TASK DETAILS
In this exercise, reproduce all the entries that follow exactly.

RECORDS
— start —
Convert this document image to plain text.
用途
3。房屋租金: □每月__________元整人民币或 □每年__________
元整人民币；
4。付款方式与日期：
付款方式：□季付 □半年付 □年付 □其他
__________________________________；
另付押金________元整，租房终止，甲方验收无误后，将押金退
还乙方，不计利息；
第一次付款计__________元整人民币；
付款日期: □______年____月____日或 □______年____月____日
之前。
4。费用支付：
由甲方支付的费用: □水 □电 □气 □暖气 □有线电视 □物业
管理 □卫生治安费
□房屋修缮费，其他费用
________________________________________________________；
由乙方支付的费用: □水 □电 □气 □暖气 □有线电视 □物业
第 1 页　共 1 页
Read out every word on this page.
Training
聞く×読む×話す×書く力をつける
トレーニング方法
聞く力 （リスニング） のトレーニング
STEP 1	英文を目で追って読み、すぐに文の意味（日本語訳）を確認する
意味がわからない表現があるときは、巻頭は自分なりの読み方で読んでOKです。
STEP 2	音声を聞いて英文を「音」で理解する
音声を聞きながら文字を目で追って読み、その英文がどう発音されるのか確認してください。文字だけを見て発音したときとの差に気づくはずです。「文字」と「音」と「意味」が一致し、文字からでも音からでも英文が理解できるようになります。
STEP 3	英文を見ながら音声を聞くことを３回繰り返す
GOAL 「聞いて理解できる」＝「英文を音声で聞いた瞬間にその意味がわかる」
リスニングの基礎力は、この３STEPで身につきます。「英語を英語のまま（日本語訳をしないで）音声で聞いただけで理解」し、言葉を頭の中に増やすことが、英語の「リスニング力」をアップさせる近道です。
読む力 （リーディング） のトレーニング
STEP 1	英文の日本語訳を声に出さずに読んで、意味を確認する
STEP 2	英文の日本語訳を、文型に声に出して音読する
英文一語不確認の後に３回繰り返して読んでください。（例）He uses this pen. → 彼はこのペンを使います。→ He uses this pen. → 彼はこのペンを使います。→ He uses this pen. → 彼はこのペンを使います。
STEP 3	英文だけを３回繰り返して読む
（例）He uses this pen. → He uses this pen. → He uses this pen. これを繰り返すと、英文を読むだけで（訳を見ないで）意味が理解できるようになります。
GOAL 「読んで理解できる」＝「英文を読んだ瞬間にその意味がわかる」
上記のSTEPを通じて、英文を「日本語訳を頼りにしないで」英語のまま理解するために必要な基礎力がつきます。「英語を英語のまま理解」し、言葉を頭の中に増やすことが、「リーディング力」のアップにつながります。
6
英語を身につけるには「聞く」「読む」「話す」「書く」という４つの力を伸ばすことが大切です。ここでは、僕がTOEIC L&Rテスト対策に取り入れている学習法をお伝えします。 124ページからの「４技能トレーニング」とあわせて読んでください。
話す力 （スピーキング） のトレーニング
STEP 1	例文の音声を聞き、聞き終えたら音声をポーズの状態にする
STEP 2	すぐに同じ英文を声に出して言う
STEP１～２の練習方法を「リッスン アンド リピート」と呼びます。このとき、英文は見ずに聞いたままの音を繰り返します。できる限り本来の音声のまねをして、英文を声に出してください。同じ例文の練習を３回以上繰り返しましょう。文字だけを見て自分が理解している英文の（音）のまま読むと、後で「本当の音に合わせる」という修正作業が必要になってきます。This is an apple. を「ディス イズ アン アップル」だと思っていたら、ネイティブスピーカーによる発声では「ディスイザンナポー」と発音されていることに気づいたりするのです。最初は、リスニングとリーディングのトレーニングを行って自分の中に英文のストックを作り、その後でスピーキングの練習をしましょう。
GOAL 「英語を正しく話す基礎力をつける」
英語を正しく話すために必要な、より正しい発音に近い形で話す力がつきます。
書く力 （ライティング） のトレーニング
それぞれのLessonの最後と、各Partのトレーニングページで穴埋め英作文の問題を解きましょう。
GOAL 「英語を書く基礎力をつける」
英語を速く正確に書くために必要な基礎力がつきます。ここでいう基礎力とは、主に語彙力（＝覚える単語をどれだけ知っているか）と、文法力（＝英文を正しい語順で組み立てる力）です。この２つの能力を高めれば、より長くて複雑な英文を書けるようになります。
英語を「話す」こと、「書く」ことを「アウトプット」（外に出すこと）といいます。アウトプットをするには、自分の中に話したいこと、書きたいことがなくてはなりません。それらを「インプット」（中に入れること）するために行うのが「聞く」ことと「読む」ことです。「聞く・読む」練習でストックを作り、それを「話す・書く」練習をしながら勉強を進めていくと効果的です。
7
— end —
FULL OUTPUT
Convert this document image to plain text.
用途
3。房屋租金: □每月__________元整人民币或 □每年__________
元整人民币；
4。付款方式与日期：
付款方式：□季付 □半年付 □年付 □其他
__________________________________；
另付押金________元整，租房终止，甲方验收无误后，将押金退
还乙方，不计利息；
第一次付款计__________元整人民币；
付款日期: □______年____月____日或 □______年____月____日
之前。
4。费用支付：
由甲方支付的费用: □水 □电 □气 □暖气 □有线电视 □物业
管理 □卫生治安费
□房屋修缮费，其他费用
________________________________________________________；
由乙方支付的费用: □水 □电 □气 □暖气 □有线电视 □物业
第 1 页　共 1 页
Read out every word on this page.
Training
聞く×読む×話す×書く力をつける
トレーニング方法
聞く力 （リスニング） のトレーニング
STEP 1	英文を目で追って読み、すぐに文の意味（日本語訳）を確認する
意味がわからない表現があるときは、巻頭は自分なりの読み方で読んでOKです。
STEP 2	音声を聞いて英文を「音」で理解する
音声を聞きながら文字を目で追って読み、その英文がどう発音されるのか確認してください。文字だけを見て発音したときとの差に気づくはずです。「文字」と「音」と「意味」が一致し、文字からでも音からでも英文が理解できるようになります。
STEP 3	英文を見ながら音声を聞くことを３回繰り返す
GOAL 「聞いて理解できる」＝「英文を音声で聞いた瞬間にその意味がわかる」
リスニングの基礎力は、この３STEPで身につきます。「英語を英語のまま（日本語訳をしないで）音声で聞いただけで理解」し、言葉を頭の中に増やすことが、英語の「リスニング力」をアップさせる近道です。
読む力 （リーディング） のトレーニング
STEP 1	英文の日本語訳を声に出さずに読んで、意味を確認する
STEP 2	英文の日本語訳を、文型に声に出して音読する
英文一語不確認の後に３回繰り返して読んでください。（例）He uses this pen. → 彼はこのペンを使います。→ He uses this pen. → 彼はこのペンを使います。→ He uses this pen. → 彼はこのペンを使います。
STEP 3	英文だけを３回繰り返して読む
（例）He uses this pen. → He uses this pen. → He uses this pen. これを繰り返すと、英文を読むだけで（訳を見ないで）意味が理解できるようになります。
GOAL 「読んで理解できる」＝「英文を読んだ瞬間にその意味がわかる」
上記のSTEPを通じて、英文を「日本語訳を頼りにしないで」英語のまま理解するために必要な基礎力がつきます。「英語を英語のまま理解」し、言葉を頭の中に増やすことが、「リーディング力」のアップにつながります。
6
英語を身につけるには「聞く」「読む」「話す」「書く」という４つの力を伸ばすことが大切です。ここでは、僕がTOEIC L&Rテスト対策に取り入れている学習法をお伝えします。 124ページからの「４技能トレーニング」とあわせて読んでください。
話す力 （スピーキング） のトレーニング
STEP 1	例文の音声を聞き、聞き終えたら音声をポーズの状態にする
STEP 2	すぐに同じ英文を声に出して言う
STEP１～２の練習方法を「リッスン アンド リピート」と呼びます。このとき、英文は見ずに聞いたままの音を繰り返します。できる限り本来の音声のまねをして、英文を声に出してください。同じ例文の練習を３回以上繰り返しましょう。文字だけを見て自分が理解している英文の（音）のまま読むと、後で「本当の音に合わせる」という修正作業が必要になってきます。This is an apple. を「ディス イズ アン アップル」だと思っていたら、ネイティブスピーカーによる発声では「ディスイザンナポー」と発音されていることに気づいたりするのです。最初は、リスニングとリーディングのトレーニングを行って自分の中に英文のストックを作り、その後でスピーキングの練習をしましょう。
GOAL 「英語を正しく話す基礎力をつける」
英語を正しく話すために必要な、より正しい発音に近い形で話す力がつきます。
書く力 （ライティング） のトレーニング
それぞれのLessonの最後と、各Partのトレーニングページで穴埋め英作文の問題を解きましょう。
GOAL 「英語を書く基礎力をつける」
英語を速く正確に書くために必要な基礎力がつきます。ここでいう基礎力とは、主に語彙力（＝覚える単語をどれだけ知っているか）と、文法力（＝英文を正しい語順で組み立てる力）です。この２つの能力を高めれば、より長くて複雑な英文を書けるようになります。
英語を「話す」こと、「書く」ことを「アウトプット」（外に出すこと）といいます。アウトプットをするには、自分の中に話したいこと、書きたいことがなくてはなりません。それらを「インプット」（中に入れること）するために行うのが「聞く」ことと「読む」ことです。「聞く・読む」練習でストックを作り、それを「話す・書く」練習をしながら勉強を進めていくと効果的です。
7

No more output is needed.